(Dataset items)
+-------+
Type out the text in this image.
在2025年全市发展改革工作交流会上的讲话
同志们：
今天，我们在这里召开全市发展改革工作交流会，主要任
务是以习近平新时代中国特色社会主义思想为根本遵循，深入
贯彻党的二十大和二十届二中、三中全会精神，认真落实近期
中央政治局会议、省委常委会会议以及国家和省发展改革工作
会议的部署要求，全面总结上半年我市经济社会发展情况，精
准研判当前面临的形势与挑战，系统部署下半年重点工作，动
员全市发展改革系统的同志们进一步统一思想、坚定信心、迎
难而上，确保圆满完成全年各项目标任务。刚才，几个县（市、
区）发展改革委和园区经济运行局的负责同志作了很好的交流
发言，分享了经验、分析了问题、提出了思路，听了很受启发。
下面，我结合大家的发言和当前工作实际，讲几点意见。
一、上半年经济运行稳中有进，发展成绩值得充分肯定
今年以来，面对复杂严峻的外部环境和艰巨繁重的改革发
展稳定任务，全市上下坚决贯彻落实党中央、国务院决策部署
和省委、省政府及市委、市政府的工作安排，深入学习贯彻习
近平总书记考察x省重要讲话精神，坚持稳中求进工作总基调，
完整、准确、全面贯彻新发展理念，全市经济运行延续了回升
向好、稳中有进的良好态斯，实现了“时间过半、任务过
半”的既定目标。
+-------+
*WHAT TO WORK ON*: Repeat the data precisely, line by line.

*RESULT OF THE EXERCISE*:
Type out the text in this image.
在2025年全市发展改革工作交流会上的讲话
同志们：
今天，我们在这里召开全市发展改革工作交流会，主要任
务是以习近平新时代中国特色社会主义思想为根本遵循，深入
贯彻党的二十大和二十届二中、三中全会精神，认真落实近期
中央政治局会议、省委常委会会议以及国家和省发展改革工作
会议的部署要求，全面总结上半年我市经济社会发展情况，精
准研判当前面临的形势与挑战，系统部署下半年重点工作，动
员全市发展改革系统的同志们进一步统一思想、坚定信心、迎
难而上，确保圆满完成全年各项目标任务。刚才，几个县（市、
区）发展改革委和园区经济运行局的负责同志作了很好的交流
发言，分享了经验、分析了问题、提出了思路，听了很受启发。
下面，我结合大家的发言和当前工作实际，讲几点意见。
一、上半年经济运行稳中有进，发展成绩值得充分肯定
今年以来，面对复杂严峻的外部环境和艰巨繁重的改革发
展稳定任务，全市上下坚决贯彻落实党中央、国务院决策部署
和省委、省政府及市委、市政府的工作安排，深入学习贯彻习
近平总书记考察x省重要讲话精神，坚持稳中求进工作总基调，
完整、准确、全面贯彻新发展理念，全市经济运行延续了回升
向好、稳中有进的良好态斯，实现了“时间过半、任务过
半”的既定目标。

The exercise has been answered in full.